◆ **GIVEN TASK**: The listing below is to be output in its exact form.

## start ENTRIES SHOWN

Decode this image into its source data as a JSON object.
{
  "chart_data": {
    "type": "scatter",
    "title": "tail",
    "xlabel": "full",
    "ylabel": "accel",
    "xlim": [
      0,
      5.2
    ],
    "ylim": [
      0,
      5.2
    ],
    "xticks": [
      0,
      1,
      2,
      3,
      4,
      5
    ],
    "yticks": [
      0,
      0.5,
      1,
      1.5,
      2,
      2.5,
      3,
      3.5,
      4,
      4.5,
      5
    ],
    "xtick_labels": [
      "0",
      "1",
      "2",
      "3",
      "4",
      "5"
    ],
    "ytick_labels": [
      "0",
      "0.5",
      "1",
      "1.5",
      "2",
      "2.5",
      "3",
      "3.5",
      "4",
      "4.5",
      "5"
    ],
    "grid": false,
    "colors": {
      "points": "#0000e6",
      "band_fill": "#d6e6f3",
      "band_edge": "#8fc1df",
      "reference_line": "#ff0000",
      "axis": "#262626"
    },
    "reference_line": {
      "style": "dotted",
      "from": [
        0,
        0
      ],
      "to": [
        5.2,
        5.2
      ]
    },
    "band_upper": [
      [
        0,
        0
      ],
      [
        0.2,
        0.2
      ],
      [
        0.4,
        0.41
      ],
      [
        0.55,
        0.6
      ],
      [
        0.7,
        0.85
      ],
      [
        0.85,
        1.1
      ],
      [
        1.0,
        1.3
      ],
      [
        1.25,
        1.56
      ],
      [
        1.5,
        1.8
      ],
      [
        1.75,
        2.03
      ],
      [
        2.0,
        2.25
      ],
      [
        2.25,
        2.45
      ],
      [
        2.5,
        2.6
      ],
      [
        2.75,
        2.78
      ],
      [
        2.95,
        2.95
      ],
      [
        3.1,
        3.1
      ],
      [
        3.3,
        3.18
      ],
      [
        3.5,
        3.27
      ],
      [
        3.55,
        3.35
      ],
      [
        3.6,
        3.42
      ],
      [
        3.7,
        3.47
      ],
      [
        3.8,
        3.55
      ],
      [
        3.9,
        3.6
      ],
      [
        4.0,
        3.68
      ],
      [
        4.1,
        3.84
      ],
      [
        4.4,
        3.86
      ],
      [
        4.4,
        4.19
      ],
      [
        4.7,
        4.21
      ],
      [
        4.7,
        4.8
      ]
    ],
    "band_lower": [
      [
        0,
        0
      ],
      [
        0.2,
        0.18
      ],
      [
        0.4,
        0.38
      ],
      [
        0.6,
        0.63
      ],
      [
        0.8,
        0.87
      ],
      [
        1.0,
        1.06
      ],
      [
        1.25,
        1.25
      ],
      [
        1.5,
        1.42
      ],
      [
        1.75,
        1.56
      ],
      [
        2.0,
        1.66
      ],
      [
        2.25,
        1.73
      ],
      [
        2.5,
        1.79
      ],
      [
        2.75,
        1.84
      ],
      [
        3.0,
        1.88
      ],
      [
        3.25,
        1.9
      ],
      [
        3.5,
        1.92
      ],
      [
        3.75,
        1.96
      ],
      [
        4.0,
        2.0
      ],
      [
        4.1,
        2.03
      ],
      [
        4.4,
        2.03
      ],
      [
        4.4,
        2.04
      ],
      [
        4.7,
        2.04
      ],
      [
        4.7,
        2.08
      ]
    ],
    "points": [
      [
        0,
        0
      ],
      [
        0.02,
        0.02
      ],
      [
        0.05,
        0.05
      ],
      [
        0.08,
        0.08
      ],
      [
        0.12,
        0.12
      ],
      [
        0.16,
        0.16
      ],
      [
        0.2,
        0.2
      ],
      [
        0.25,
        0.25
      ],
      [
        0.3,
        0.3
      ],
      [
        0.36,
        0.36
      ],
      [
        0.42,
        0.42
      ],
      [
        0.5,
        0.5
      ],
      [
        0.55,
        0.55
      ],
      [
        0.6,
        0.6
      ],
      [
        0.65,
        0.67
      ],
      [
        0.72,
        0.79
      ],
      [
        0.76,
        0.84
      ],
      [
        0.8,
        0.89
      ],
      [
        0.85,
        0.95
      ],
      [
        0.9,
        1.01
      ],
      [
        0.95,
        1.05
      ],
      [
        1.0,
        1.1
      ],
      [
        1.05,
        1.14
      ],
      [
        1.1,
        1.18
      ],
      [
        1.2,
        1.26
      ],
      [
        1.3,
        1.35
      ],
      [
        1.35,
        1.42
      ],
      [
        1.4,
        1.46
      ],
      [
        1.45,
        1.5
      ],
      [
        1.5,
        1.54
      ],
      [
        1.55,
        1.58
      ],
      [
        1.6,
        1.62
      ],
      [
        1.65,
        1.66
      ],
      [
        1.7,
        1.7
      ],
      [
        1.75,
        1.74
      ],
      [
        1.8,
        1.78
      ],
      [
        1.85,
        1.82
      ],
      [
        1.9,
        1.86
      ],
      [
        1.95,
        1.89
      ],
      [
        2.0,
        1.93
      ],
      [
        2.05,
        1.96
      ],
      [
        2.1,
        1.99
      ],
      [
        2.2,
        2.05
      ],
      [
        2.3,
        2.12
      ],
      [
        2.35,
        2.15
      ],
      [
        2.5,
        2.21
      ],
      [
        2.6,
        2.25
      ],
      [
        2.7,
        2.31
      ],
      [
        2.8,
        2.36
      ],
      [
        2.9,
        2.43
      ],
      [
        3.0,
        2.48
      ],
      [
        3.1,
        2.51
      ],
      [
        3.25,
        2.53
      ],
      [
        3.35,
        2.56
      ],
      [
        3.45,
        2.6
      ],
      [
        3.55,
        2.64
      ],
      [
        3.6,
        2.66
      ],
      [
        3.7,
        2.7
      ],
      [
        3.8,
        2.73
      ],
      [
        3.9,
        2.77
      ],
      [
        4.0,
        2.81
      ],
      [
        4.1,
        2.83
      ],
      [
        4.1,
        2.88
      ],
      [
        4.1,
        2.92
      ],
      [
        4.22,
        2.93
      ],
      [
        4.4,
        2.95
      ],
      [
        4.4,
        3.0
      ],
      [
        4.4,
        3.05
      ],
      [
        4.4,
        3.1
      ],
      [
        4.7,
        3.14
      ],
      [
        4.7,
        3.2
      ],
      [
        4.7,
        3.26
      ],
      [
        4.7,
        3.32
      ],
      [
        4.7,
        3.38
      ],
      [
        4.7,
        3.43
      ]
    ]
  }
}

## end ENTRIES SHOWN

◆ **REPLY**:
Decode this image into its source data as a JSON object.
{
  "chart_data": {
    "type": "scatter",
    "title": "tail",
    "xlabel": "full",
    "ylabel": "accel",
    "xlim": [
      0,
      5.2
    ],
    "ylim": [
      0,
      5.2
    ],
    "xticks": [
      0,
      1,
      2,
      3,
      4,
      5
    ],
    "yticks": [
      0,
      0.5,
      1,
      1.5,
      2,
      2.5,
      3,
      3.5,
      4,
      4.5,
      5
    ],
    "xtick_labels": [
      "0",
      "1",
      "2",
      "3",
      "4",
      "5"
    ],
    "ytick_labels": [
      "0",
      "0.5",
      "1",
      "1.5",
      "2",
      "2.5",
      "3",
      "3.5",
      "4",
      "4.5",
      "5"
    ],
    "grid": false,
    "colors": {
      "points": "#0000e6",
      "band_fill": "#d6e6f3",
      "band_edge": "#8fc1df",
      "reference_line": "#ff0000",
      "axis": "#262626"
    },
    "reference_line": {
      "style": "dotted",
      "from": [
        0,
        0
      ],
      "to": [
        5.2,
        5.2
      ]
    },
    "band_upper": [
      [
        0,
        0
      ],
      [
        0.2,
        0.2
      ],
      [
        0.4,
        0.41
      ],
      [
        0.55,
        0.6
      ],
      [
        0.7,
        0.85
      ],
      [
        0.85,
        1.1
      ],
      [
        1.0,
        1.3
      ],
      [
        1.25,
        1.56
      ],
      [
        1.5,
        1.8
      ],
      [
        1.75,
        2.03
      ],
      [
        2.0,
        2.25
      ],
      [
        2.25,
        2.45
      ],
      [
        2.5,
        2.6
      ],
      [
        2.75,
        2.78
      ],
      [
        2.95,
        2.95
      ],
      [
        3.1,
        3.1
      ],
      [
        3.3,
        3.18
      ],
      [
        3.5,
        3.27
      ],
      [
        3.55,
        3.35
      ],
      [
        3.6,
        3.42
      ],
      [
        3.7,
        3.47
      ],
      [
        3.8,
        3.55
      ],
      [
        3.9,
        3.6
      ],
      [
        4.0,
        3.68
      ],
      [
        4.1,
        3.84
      ],
      [
        4.4,
        3.86
      ],
      [
        4.4,
        4.19
      ],
      [
        4.7,
        4.21
      ],
      [
        4.7,
        4.8
      ]
    ],
    "band_lower": [
      [
        0,
        0
      ],
      [
        0.2,
        0.18
      ],
      [
        0.4,
        0.38
      ],
      [
        0.6,
        0.63
      ],
      [
        0.8,
        0.87
      ],
      [
        1.0,
        1.06
      ],
      [
        1.25,
        1.25
      ],
      [
        1.5,
        1.42
      ],
      [
        1.75,
        1.56
      ],
      [
        2.0,
        1.66
      ],
      [
        2.25,
        1.73
      ],
      [
        2.5,
        1.79
      ],
      [
        2.75,
        1.84
      ],
      [
        3.0,
        1.88
      ],
      [
        3.25,
        1.9
      ],
      [
        3.5,
        1.92
      ],
      [
        3.75,
        1.96
      ],
      [
        4.0,
        2.0
      ],
      [
        4.1,
        2.03
      ],
      [
        4.4,
        2.03
      ],
      [
        4.4,
        2.04
      ],
      [
        4.7,
        2.04
      ],
      [
        4.7,
        2.08
      ]
    ],
    "points": [
      [
        0,
        0
      ],
      [
        0.02,
        0.02
      ],
      [
        0.05,
        0.05
      ],
      [
        0.08,
        0.08
      ],
      [
        0.12,
        0.12
      ],
      [
        0.16,
        0.16
      ],
      [
        0.2,
        0.2
      ],
      [
        0.25,
        0.25
      ],
      [
        0.3,
        0.3
      ],
      [
        0.36,
        0.36
      ],
      [
        0.42,
        0.42
      ],
      [
        0.5,
        0.5
      ],
      [
        0.55,
        0.55
      ],
      [
        0.6,
        0.6
      ],
      [
        0.65,
        0.67
      ],
      [
        0.72,
        0.79
      ],
      [
        0.76,
        0.84
      ],
      [
        0.8,
        0.89
      ],
      [
        0.85,
        0.95
      ],
      [
        0.9,
        1.01
      ],
      [
        0.95,
        1.05
      ],
      [
        1.0,
        1.1
      ],
      [
        1.05,
        1.14
      ],
      [
        1.1,
        1.18
      ],
      [
        1.2,
        1.26
      ],
      [
        1.3,
        1.35
      ],
      [
        1.35,
        1.42
      ],
      [
        1.4,
        1.46
      ],
      [
        1.45,
        1.5
      ],
      [
        1.5,
        1.54
      ],
      [
        1.55,
        1.58
      ],
      [
        1.6,
        1.62
      ],
      [
        1.65,
        1.66
      ],
      [
        1.7,
        1.7
      ],
      [
        1.75,
        1.74
      ],
      [
        1.8,
        1.78
      ],
      [
        1.85,
        1.82
      ],
      [
        1.9,
        1.86
      ],
      [
        1.95,
        1.89
      ],
      [
        2.0,
        1.93
      ],
      [
        2.05,
        1.96
      ],
      [
        2.1,
        1.99
      ],
      [
        2.2,
        2.05
      ],
      [
        2.3,
        2.12
      ],
      [
        2.35,
        2.15
      ],
      [
        2.5,
        2.21
      ],
      [
        2.6,
        2.25
      ],
      [
        2.7,
        2.31
      ],
      [
        2.8,
        2.36
      ],
      [
        2.9,
        2.43
      ],
      [
        3.0,
        2.48
      ],
      [
        3.1,
        2.51
      ],
      [
        3.25,
        2.53
      ],
      [
        3.35,
        2.56
      ],
      [
        3.45,
        2.6
      ],
      [
        3.55,
        2.64
      ],
      [
        3.6,
        2.66
      ],
      [
        3.7,
        2.7
      ],
      [
        3.8,
        2.73
      ],
      [
        3.9,
        2.77
      ],
      [
        4.0,
        2.81
      ],
      [
        4.1,
        2.83
      ],
      [
        4.1,
        2.88
      ],
      [
        4.1,
        2.92
      ],
      [
        4.22,
        2.93
      ],
      [
        4.4,
        2.95
      ],
      [
        4.4,
        3.0
      ],
      [
        4.4,
        3.05
      ],
      [
        4.4,
        3.1
      ],
      [
        4.7,
        3.14
      ],
      [
        4.7,
        3.2
      ],
      [
        4.7,
        3.26
      ],
      [
        4.7,
        3.32
      ],
      [
        4.7,
        3.38
      ],
      [
        4.7,
        3.43
      ]
    ]
  }
}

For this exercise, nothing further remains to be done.